_WHAT YOU WILL DO_
Copy out the material from its first line through the line containing "payment-option-debit[interactable]: 체크카드 <box>474", including both of those lines, with every character unchanged.

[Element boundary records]
========
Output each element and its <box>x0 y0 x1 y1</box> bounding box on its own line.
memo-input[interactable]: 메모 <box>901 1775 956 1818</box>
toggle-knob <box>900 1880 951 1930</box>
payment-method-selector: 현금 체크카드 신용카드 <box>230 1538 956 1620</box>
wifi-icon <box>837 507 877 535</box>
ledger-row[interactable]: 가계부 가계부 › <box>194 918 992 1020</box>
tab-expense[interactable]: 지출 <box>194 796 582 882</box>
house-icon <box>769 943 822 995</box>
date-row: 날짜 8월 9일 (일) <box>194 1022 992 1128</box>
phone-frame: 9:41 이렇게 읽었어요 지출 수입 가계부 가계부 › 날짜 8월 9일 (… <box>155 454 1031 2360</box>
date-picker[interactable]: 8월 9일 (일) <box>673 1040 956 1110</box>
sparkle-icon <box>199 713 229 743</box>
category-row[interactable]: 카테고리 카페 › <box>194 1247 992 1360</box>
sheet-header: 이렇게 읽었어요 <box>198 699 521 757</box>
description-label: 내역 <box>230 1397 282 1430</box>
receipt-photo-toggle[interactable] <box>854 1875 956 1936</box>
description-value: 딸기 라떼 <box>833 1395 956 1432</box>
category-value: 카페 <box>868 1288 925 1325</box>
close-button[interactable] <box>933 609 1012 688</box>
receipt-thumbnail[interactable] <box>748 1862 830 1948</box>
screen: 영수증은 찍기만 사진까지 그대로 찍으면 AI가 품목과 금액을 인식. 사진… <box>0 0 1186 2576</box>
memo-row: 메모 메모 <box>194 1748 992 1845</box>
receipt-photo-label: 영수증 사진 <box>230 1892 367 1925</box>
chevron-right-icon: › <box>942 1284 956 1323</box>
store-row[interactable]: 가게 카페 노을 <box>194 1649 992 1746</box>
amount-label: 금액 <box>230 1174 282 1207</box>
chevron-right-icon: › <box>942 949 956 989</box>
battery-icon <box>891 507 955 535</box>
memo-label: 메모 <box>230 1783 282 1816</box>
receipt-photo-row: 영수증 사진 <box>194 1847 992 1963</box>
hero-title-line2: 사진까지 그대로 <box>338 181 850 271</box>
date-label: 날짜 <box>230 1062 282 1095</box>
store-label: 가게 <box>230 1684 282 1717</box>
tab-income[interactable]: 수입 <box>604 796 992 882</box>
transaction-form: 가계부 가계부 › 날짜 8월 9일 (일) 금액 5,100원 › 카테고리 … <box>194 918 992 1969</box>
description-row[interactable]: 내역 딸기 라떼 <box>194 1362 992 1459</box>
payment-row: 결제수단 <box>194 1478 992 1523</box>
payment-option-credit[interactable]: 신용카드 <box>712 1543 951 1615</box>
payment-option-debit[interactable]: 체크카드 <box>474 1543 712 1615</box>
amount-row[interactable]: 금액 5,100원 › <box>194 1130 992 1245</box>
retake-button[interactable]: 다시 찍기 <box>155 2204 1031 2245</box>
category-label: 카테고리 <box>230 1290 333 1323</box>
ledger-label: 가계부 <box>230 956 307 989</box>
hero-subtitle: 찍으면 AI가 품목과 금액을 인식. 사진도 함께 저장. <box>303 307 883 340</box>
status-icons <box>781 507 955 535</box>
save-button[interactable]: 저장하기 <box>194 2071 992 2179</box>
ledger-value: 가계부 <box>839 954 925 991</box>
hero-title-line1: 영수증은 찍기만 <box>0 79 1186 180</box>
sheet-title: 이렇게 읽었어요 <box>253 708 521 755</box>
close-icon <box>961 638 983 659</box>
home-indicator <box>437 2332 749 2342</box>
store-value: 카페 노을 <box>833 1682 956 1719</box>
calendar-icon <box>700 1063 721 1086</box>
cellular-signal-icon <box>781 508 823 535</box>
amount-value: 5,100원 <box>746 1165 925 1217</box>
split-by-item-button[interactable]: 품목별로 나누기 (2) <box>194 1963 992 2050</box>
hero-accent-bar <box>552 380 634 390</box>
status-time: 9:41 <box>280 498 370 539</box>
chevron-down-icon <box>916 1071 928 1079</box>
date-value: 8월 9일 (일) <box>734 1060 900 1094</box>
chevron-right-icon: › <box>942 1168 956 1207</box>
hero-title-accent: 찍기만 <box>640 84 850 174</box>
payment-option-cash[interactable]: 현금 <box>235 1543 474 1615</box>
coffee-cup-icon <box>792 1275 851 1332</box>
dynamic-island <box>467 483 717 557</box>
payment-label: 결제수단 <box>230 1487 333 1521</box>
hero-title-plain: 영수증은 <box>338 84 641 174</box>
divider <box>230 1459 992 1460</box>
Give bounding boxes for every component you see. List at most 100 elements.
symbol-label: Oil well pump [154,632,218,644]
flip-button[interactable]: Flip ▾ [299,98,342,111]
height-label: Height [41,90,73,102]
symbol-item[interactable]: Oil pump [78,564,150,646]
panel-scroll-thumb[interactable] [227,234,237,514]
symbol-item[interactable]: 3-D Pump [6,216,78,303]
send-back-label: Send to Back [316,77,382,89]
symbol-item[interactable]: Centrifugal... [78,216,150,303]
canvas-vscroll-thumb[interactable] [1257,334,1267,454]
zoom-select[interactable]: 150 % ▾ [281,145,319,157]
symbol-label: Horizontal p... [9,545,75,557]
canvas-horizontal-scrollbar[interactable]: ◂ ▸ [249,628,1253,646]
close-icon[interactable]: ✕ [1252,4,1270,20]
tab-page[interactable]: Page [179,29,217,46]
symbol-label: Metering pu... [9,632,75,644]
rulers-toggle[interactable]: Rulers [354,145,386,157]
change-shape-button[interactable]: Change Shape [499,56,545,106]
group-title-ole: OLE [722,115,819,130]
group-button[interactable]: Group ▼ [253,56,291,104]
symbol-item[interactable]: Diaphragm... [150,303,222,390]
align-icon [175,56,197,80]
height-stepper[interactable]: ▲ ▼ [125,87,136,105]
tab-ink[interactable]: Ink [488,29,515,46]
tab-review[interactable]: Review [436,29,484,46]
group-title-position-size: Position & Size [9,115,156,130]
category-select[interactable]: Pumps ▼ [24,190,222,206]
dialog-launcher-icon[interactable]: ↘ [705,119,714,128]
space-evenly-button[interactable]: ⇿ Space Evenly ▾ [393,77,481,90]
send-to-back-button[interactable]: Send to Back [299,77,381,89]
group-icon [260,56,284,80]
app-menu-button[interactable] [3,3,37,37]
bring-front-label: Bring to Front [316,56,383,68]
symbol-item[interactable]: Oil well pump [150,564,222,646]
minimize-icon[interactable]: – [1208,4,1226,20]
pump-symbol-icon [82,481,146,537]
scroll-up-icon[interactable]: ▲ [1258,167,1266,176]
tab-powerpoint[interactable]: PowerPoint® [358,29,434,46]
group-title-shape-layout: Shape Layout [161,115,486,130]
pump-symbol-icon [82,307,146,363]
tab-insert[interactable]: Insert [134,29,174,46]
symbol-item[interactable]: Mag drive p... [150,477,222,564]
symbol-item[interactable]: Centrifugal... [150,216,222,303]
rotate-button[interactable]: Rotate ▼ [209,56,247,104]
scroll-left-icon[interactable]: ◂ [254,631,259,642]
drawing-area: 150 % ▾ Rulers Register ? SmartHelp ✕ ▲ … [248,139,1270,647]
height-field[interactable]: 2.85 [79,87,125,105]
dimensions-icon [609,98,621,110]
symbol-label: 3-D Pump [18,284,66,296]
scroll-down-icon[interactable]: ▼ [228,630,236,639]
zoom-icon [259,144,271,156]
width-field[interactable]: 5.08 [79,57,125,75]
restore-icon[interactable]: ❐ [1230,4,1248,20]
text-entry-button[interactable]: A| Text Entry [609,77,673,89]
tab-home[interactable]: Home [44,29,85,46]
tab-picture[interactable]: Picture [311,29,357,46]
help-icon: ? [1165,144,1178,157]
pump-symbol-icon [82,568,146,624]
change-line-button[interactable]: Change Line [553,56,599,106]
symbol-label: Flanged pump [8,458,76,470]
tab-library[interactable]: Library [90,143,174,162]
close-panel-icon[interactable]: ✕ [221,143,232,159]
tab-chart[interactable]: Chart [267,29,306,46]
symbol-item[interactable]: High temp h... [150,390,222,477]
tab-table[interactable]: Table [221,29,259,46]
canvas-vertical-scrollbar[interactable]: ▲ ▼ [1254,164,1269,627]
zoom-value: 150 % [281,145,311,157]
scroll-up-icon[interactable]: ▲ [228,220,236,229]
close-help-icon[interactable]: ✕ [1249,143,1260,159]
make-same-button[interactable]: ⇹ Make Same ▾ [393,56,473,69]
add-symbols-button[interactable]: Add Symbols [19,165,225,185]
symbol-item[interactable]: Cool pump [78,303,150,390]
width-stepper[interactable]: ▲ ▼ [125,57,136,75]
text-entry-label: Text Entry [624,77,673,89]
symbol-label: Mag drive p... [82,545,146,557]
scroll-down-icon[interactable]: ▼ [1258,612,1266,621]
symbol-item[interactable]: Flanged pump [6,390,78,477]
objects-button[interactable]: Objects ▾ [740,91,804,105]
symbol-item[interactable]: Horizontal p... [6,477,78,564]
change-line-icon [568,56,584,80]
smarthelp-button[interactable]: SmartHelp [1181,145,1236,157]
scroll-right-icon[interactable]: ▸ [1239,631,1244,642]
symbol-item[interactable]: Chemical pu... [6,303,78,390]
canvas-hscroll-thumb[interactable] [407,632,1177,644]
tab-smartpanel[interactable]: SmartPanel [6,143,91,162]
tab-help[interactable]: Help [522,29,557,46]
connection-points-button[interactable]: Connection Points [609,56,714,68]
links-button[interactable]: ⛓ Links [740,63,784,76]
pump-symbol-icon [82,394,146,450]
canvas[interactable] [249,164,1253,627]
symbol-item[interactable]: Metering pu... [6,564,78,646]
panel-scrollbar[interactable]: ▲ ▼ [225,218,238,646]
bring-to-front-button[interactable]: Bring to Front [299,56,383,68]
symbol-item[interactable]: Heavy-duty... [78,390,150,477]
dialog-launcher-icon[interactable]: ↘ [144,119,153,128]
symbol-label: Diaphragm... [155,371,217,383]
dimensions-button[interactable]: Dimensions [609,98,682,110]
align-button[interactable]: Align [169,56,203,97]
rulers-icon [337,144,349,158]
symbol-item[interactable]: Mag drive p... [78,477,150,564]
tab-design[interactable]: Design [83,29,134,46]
========
_FULL OUTPUT_
Output each element and its <box>x0 y0 x1 y1</box> bounding box on its own line.
memo-input[interactable]: 메모 <box>901 1775 956 1818</box>
toggle-knob <box>900 1880 951 1930</box>
payment-method-selector: 현금 체크카드 신용카드 <box>230 1538 956 1620</box>
wifi-icon <box>837 507 877 535</box>
ledger-row[interactable]: 가계부 가계부 › <box>194 918 992 1020</box>
tab-expense[interactable]: 지출 <box>194 796 582 882</box>
house-icon <box>769 943 822 995</box>
date-row: 날짜 8월 9일 (일) <box>194 1022 992 1128</box>
phone-frame: 9:41 이렇게 읽었어요 지출 수입 가계부 가계부 › 날짜 8월 9일 (… <box>155 454 1031 2360</box>
date-picker[interactable]: 8월 9일 (일) <box>673 1040 956 1110</box>
sparkle-icon <box>199 713 229 743</box>
category-row[interactable]: 카테고리 카페 › <box>194 1247 992 1360</box>
sheet-header: 이렇게 읽었어요 <box>198 699 521 757</box>
description-label: 내역 <box>230 1397 282 1430</box>
receipt-photo-toggle[interactable] <box>854 1875 956 1936</box>
description-value: 딸기 라떼 <box>833 1395 956 1432</box>
category-value: 카페 <box>868 1288 925 1325</box>
close-button[interactable] <box>933 609 1012 688</box>
receipt-thumbnail[interactable] <box>748 1862 830 1948</box>
screen: 영수증은 찍기만 사진까지 그대로 찍으면 AI가 품목과 금액을 인식. 사진… <box>0 0 1186 2576</box>
memo-row: 메모 메모 <box>194 1748 992 1845</box>
receipt-photo-label: 영수증 사진 <box>230 1892 367 1925</box>
chevron-right-icon: › <box>942 1284 956 1323</box>
store-row[interactable]: 가게 카페 노을 <box>194 1649 992 1746</box>
amount-label: 금액 <box>230 1174 282 1207</box>
chevron-right-icon: › <box>942 949 956 989</box>
battery-icon <box>891 507 955 535</box>
memo-label: 메모 <box>230 1783 282 1816</box>
receipt-photo-row: 영수증 사진 <box>194 1847 992 1963</box>
hero-title-line2: 사진까지 그대로 <box>338 181 850 271</box>
date-label: 날짜 <box>230 1062 282 1095</box>
store-label: 가게 <box>230 1684 282 1717</box>
tab-income[interactable]: 수입 <box>604 796 992 882</box>
transaction-form: 가계부 가계부 › 날짜 8월 9일 (일) 금액 5,100원 › 카테고리 … <box>194 918 992 1969</box>
description-row[interactable]: 내역 딸기 라떼 <box>194 1362 992 1459</box>
payment-row: 결제수단 <box>194 1478 992 1523</box>
payment-option-credit[interactable]: 신용카드 <box>712 1543 951 1615</box>
payment-option-debit[interactable]: 체크카드 <box>474 1543 712 1615</box>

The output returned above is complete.